● EXERCISE: Pictures do not belong in your copy. Repeat all the other data exactly.

● RECORDS FOR THIS EXERCISE:
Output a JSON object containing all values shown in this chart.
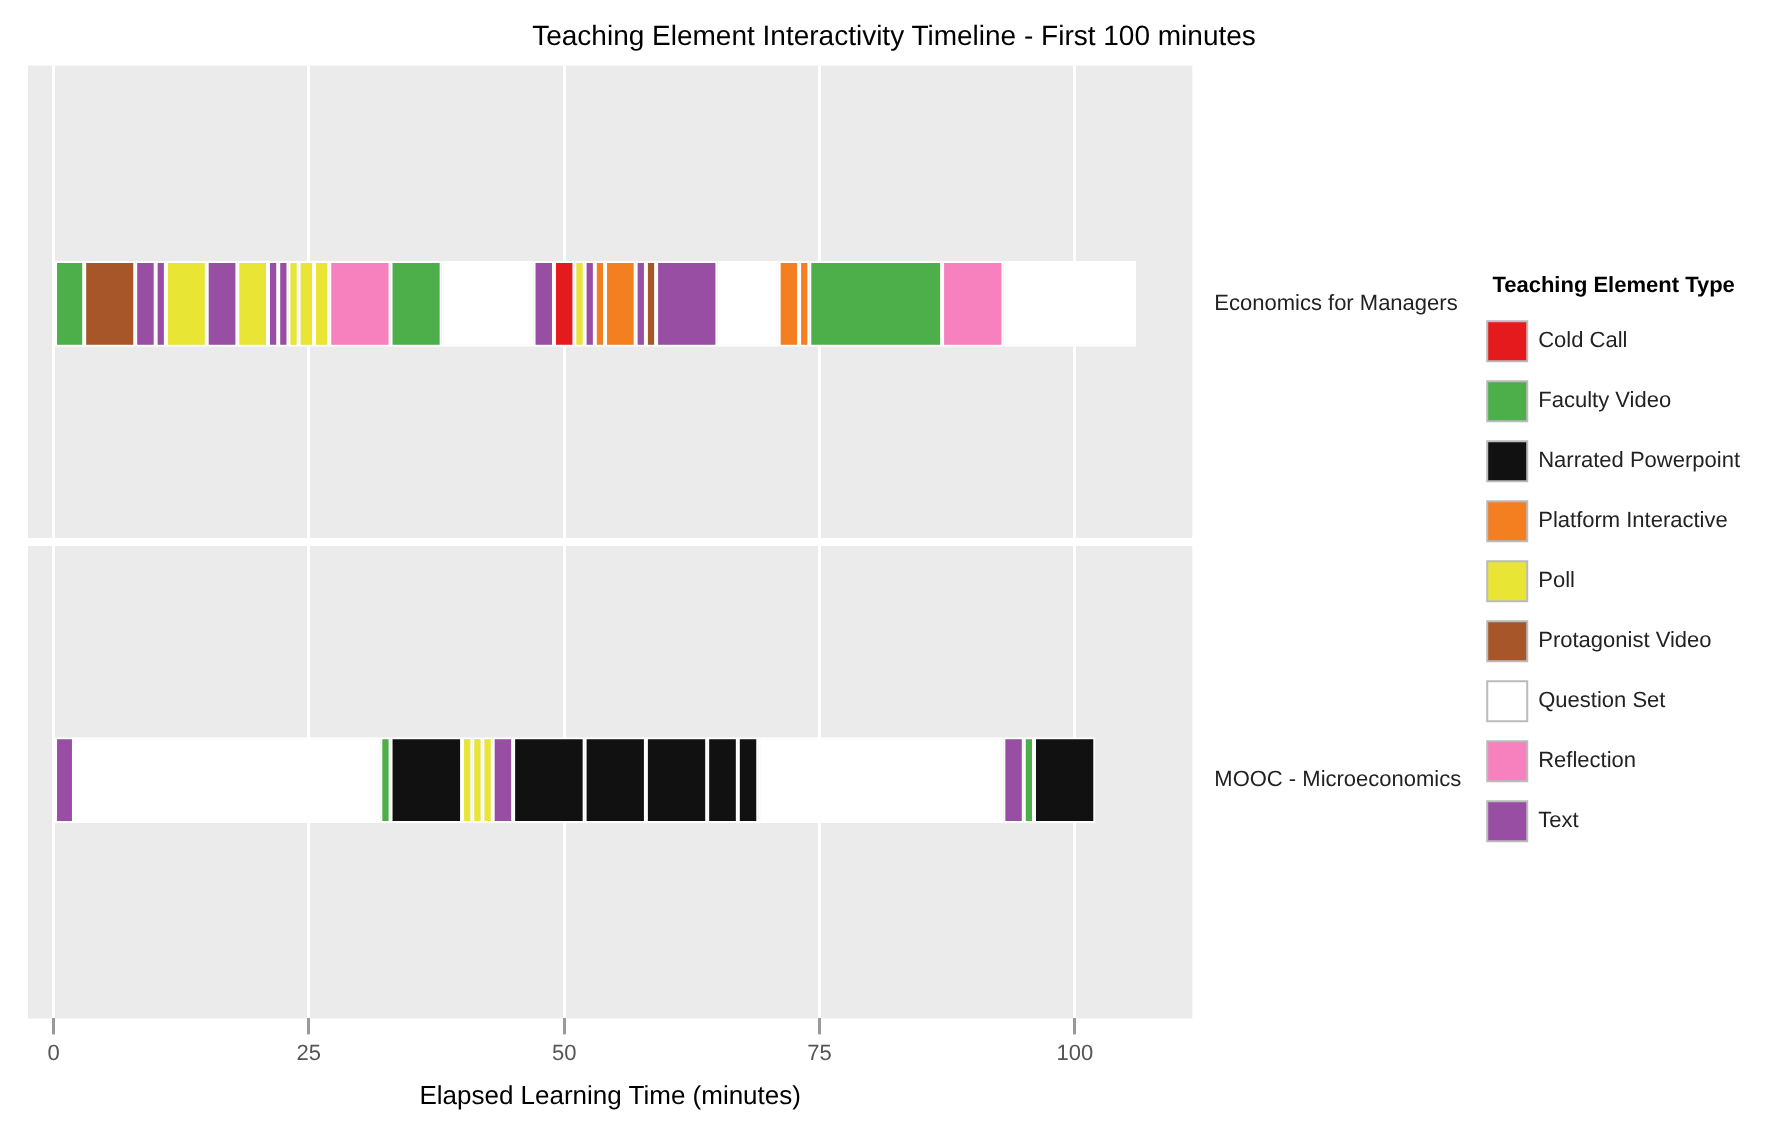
{
  "chart_data": {
    "type": "bar",
    "orientation": "horizontal",
    "title": "Teaching Element Interactivity Timeline - First 100 minutes",
    "xlabel": "Elapsed Learning Time (minutes)",
    "legend_title": "Teaching Element Type",
    "legend": "right",
    "grid": "x",
    "categories": [
      "Economics for Managers",
      "MOOC - Microeconomics"
    ],
    "xlim": [
      -2.5,
      111.5
    ],
    "xticks": [
      0,
      25,
      50,
      75,
      100
    ],
    "series": [
      {
        "name": "Cold Call",
        "color": "#e41a1c",
        "values": [
          2,
          null
        ],
        "base": [
          49,
          null
        ]
      },
      {
        "name": "Faculty Video",
        "color": "#4daf4a",
        "values": [
          3,
          null
        ],
        "base": [
          0,
          null
        ]
      },
      {
        "name": "Narrated Powerpoint",
        "color": "#111111",
        "values": [
          null,
          7
        ],
        "base": [
          null,
          33
        ]
      },
      {
        "name": "Platform Interactive",
        "color": "#f47f20",
        "values": [
          1,
          null
        ],
        "base": [
          53,
          null
        ]
      },
      {
        "name": "Poll",
        "color": "#e8e535",
        "values": [
          4,
          null
        ],
        "base": [
          11,
          null
        ]
      },
      {
        "name": "Protagonist Video",
        "color": "#a65628",
        "values": [
          5,
          null
        ],
        "base": [
          3,
          null
        ]
      },
      {
        "name": "Question Set",
        "color": "#ffffff",
        "values": [
          9,
          null
        ],
        "base": [
          38,
          null
        ]
      },
      {
        "name": "Reflection",
        "color": "#f781bf",
        "values": [
          6,
          null
        ],
        "base": [
          27,
          null
        ]
      },
      {
        "name": "Text",
        "color": "#984ea3",
        "values": [
          2,
          null
        ],
        "base": [
          8,
          null
        ]
      },
      {
        "color": "#984ea3",
        "values": [
          1,
          null
        ],
        "base": [
          10,
          null
        ]
      },
      {
        "color": "#984ea3",
        "values": [
          3,
          null
        ],
        "base": [
          15,
          null
        ]
      },
      {
        "color": "#e8e535",
        "values": [
          3,
          null
        ],
        "base": [
          18,
          null
        ]
      },
      {
        "color": "#984ea3",
        "values": [
          1,
          null
        ],
        "base": [
          21,
          null
        ]
      },
      {
        "color": "#984ea3",
        "values": [
          1,
          null
        ],
        "base": [
          22,
          null
        ]
      },
      {
        "color": "#e8e535",
        "values": [
          1,
          null
        ],
        "base": [
          23,
          null
        ]
      },
      {
        "color": "#e8e535",
        "values": [
          1.5,
          null
        ],
        "base": [
          24,
          null
        ]
      },
      {
        "color": "#e8e535",
        "values": [
          1.5,
          null
        ],
        "base": [
          25.5,
          null
        ]
      },
      {
        "color": "#4daf4a",
        "values": [
          5,
          null
        ],
        "base": [
          33,
          null
        ]
      },
      {
        "color": "#984ea3",
        "values": [
          2,
          null
        ],
        "base": [
          47,
          null
        ]
      },
      {
        "color": "#e8e535",
        "values": [
          1,
          null
        ],
        "base": [
          51,
          null
        ]
      },
      {
        "color": "#984ea3",
        "values": [
          1,
          null
        ],
        "base": [
          52,
          null
        ]
      },
      {
        "color": "#f47f20",
        "values": [
          3,
          null
        ],
        "base": [
          54,
          null
        ]
      },
      {
        "color": "#984ea3",
        "values": [
          1,
          null
        ],
        "base": [
          57,
          null
        ]
      },
      {
        "color": "#a65628",
        "values": [
          1,
          null
        ],
        "base": [
          58,
          null
        ]
      },
      {
        "color": "#984ea3",
        "values": [
          6,
          null
        ],
        "base": [
          59,
          null
        ]
      },
      {
        "color": "#ffffff",
        "values": [
          6,
          null
        ],
        "base": [
          65,
          null
        ]
      },
      {
        "color": "#f47f20",
        "values": [
          2,
          null
        ],
        "base": [
          71,
          null
        ]
      },
      {
        "color": "#f47f20",
        "values": [
          1,
          null
        ],
        "base": [
          73,
          null
        ]
      },
      {
        "color": "#4daf4a",
        "values": [
          13,
          null
        ],
        "base": [
          74,
          null
        ]
      },
      {
        "color": "#f781bf",
        "values": [
          6,
          null
        ],
        "base": [
          87,
          null
        ]
      },
      {
        "color": "#ffffff",
        "values": [
          13,
          null
        ],
        "base": [
          93,
          null
        ]
      },
      {
        "color": "#984ea3",
        "values": [
          null,
          2
        ],
        "base": [
          null,
          0
        ]
      },
      {
        "color": "#ffffff",
        "values": [
          null,
          30
        ],
        "base": [
          null,
          2
        ]
      },
      {
        "color": "#4daf4a",
        "values": [
          null,
          1
        ],
        "base": [
          null,
          32
        ]
      },
      {
        "color": "#e8e535",
        "values": [
          null,
          1
        ],
        "base": [
          null,
          40
        ]
      },
      {
        "color": "#e8e535",
        "values": [
          null,
          1
        ],
        "base": [
          null,
          41
        ]
      },
      {
        "color": "#e8e535",
        "values": [
          null,
          1
        ],
        "base": [
          null,
          42
        ]
      },
      {
        "color": "#984ea3",
        "values": [
          null,
          2
        ],
        "base": [
          null,
          43
        ]
      },
      {
        "color": "#111111",
        "values": [
          null,
          7
        ],
        "base": [
          null,
          45
        ]
      },
      {
        "color": "#111111",
        "values": [
          null,
          6
        ],
        "base": [
          null,
          52
        ]
      },
      {
        "color": "#111111",
        "values": [
          null,
          6
        ],
        "base": [
          null,
          58
        ]
      },
      {
        "color": "#111111",
        "values": [
          null,
          3
        ],
        "base": [
          null,
          64
        ]
      },
      {
        "color": "#111111",
        "values": [
          null,
          2
        ],
        "base": [
          null,
          67
        ]
      },
      {
        "color": "#ffffff",
        "values": [
          null,
          24
        ],
        "base": [
          null,
          69
        ]
      },
      {
        "color": "#984ea3",
        "values": [
          null,
          2
        ],
        "base": [
          null,
          93
        ]
      },
      {
        "color": "#4daf4a",
        "values": [
          null,
          1
        ],
        "base": [
          null,
          95
        ]
      },
      {
        "color": "#111111",
        "values": [
          null,
          6
        ],
        "base": [
          null,
          96
        ]
      }
    ]
  }
}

● IN RESPONSE:
Output a JSON object containing all values shown in this chart.
{
  "chart_data": {
    "type": "bar",
    "orientation": "horizontal",
    "title": "Teaching Element Interactivity Timeline - First 100 minutes",
    "xlabel": "Elapsed Learning Time (minutes)",
    "legend_title": "Teaching Element Type",
    "legend": "right",
    "grid": "x",
    "categories": [
      "Economics for Managers",
      "MOOC - Microeconomics"
    ],
    "xlim": [
      -2.5,
      111.5
    ],
    "xticks": [
      0,
      25,
      50,
      75,
      100
    ],
    "series": [
      {
        "name": "Cold Call",
        "color": "#e41a1c",
        "values": [
          2,
          null
        ],
        "base": [
          49,
          null
        ]
      },
      {
        "name": "Faculty Video",
        "color": "#4daf4a",
        "values": [
          3,
          null
        ],
        "base": [
          0,
          null
        ]
      },
      {
        "name": "Narrated Powerpoint",
        "color": "#111111",
        "values": [
          null,
          7
        ],
        "base": [
          null,
          33
        ]
      },
      {
        "name": "Platform Interactive",
        "color": "#f47f20",
        "values": [
          1,
          null
        ],
        "base": [
          53,
          null
        ]
      },
      {
        "name": "Poll",
        "color": "#e8e535",
        "values": [
          4,
          null
        ],
        "base": [
          11,
          null
        ]
      },
      {
        "name": "Protagonist Video",
        "color": "#a65628",
        "values": [
          5,
          null
        ],
        "base": [
          3,
          null
        ]
      },
      {
        "name": "Question Set",
        "color": "#ffffff",
        "values": [
          9,
          null
        ],
        "base": [
          38,
          null
        ]
      },
      {
        "name": "Reflection",
        "color": "#f781bf",
        "values": [
          6,
          null
        ],
        "base": [
          27,
          null
        ]
      },
      {
        "name": "Text",
        "color": "#984ea3",
        "values": [
          2,
          null
        ],
        "base": [
          8,
          null
        ]
      },
      {
        "color": "#984ea3",
        "values": [
          1,
          null
        ],
        "base": [
          10,
          null
        ]
      },
      {
        "color": "#984ea3",
        "values": [
          3,
          null
        ],
        "base": [
          15,
          null
        ]
      },
      {
        "color": "#e8e535",
        "values": [
          3,
          null
        ],
        "base": [
          18,
          null
        ]
      },
      {
        "color": "#984ea3",
        "values": [
          1,
          null
        ],
        "base": [
          21,
          null
        ]
      },
      {
        "color": "#984ea3",
        "values": [
          1,
          null
        ],
        "base": [
          22,
          null
        ]
      },
      {
        "color": "#e8e535",
        "values": [
          1,
          null
        ],
        "base": [
          23,
          null
        ]
      },
      {
        "color": "#e8e535",
        "values": [
          1.5,
          null
        ],
        "base": [
          24,
          null
        ]
      },
      {
        "color": "#e8e535",
        "values": [
          1.5,
          null
        ],
        "base": [
          25.5,
          null
        ]
      },
      {
        "color": "#4daf4a",
        "values": [
          5,
          null
        ],
        "base": [
          33,
          null
        ]
      },
      {
        "color": "#984ea3",
        "values": [
          2,
          null
        ],
        "base": [
          47,
          null
        ]
      },
      {
        "color": "#e8e535",
        "values": [
          1,
          null
        ],
        "base": [
          51,
          null
        ]
      },
      {
        "color": "#984ea3",
        "values": [
          1,
          null
        ],
        "base": [
          52,
          null
        ]
      },
      {
        "color": "#f47f20",
        "values": [
          3,
          null
        ],
        "base": [
          54,
          null
        ]
      },
      {
        "color": "#984ea3",
        "values": [
          1,
          null
        ],
        "base": [
          57,
          null
        ]
      },
      {
        "color": "#a65628",
        "values": [
          1,
          null
        ],
        "base": [
          58,
          null
        ]
      },
      {
        "color": "#984ea3",
        "values": [
          6,
          null
        ],
        "base": [
          59,
          null
        ]
      },
      {
        "color": "#ffffff",
        "values": [
          6,
          null
        ],
        "base": [
          65,
          null
        ]
      },
      {
        "color": "#f47f20",
        "values": [
          2,
          null
        ],
        "base": [
          71,
          null
        ]
      },
      {
        "color": "#f47f20",
        "values": [
          1,
          null
        ],
        "base": [
          73,
          null
        ]
      },
      {
        "color": "#4daf4a",
        "values": [
          13,
          null
        ],
        "base": [
          74,
          null
        ]
      },
      {
        "color": "#f781bf",
        "values": [
          6,
          null
        ],
        "base": [
          87,
          null
        ]
      },
      {
        "color": "#ffffff",
        "values": [
          13,
          null
        ],
        "base": [
          93,
          null
        ]
      },
      {
        "color": "#984ea3",
        "values": [
          null,
          2
        ],
        "base": [
          null,
          0
        ]
      },
      {
        "color": "#ffffff",
        "values": [
          null,
          30
        ],
        "base": [
          null,
          2
        ]
      },
      {
        "color": "#4daf4a",
        "values": [
          null,
          1
        ],
        "base": [
          null,
          32
        ]
      },
      {
        "color": "#e8e535",
        "values": [
          null,
          1
        ],
        "base": [
          null,
          40
        ]
      },
      {
        "color": "#e8e535",
        "values": [
          null,
          1
        ],
        "base": [
          null,
          41
        ]
      },
      {
        "color": "#e8e535",
        "values": [
          null,
          1
        ],
        "base": [
          null,
          42
        ]
      },
      {
        "color": "#984ea3",
        "values": [
          null,
          2
        ],
        "base": [
          null,
          43
        ]
      },
      {
        "color": "#111111",
        "values": [
          null,
          7
        ],
        "base": [
          null,
          45
        ]
      },
      {
        "color": "#111111",
        "values": [
          null,
          6
        ],
        "base": [
          null,
          52
        ]
      },
      {
        "color": "#111111",
        "values": [
          null,
          6
        ],
        "base": [
          null,
          58
        ]
      },
      {
        "color": "#111111",
        "values": [
          null,
          3
        ],
        "base": [
          null,
          64
        ]
      },
      {
        "color": "#111111",
        "values": [
          null,
          2
        ],
        "base": [
          null,
          67
        ]
      },
      {
        "color": "#ffffff",
        "values": [
          null,
          24
        ],
        "base": [
          null,
          69
        ]
      },
      {
        "color": "#984ea3",
        "values": [
          null,
          2
        ],
        "base": [
          null,
          93
        ]
      },
      {
        "color": "#4daf4a",
        "values": [
          null,
          1
        ],
        "base": [
          null,
          95
        ]
      },
      {
        "color": "#111111",
        "values": [
          null,
          6
        ],
        "base": [
          null,
          96
        ]
      }
    ]
  }
}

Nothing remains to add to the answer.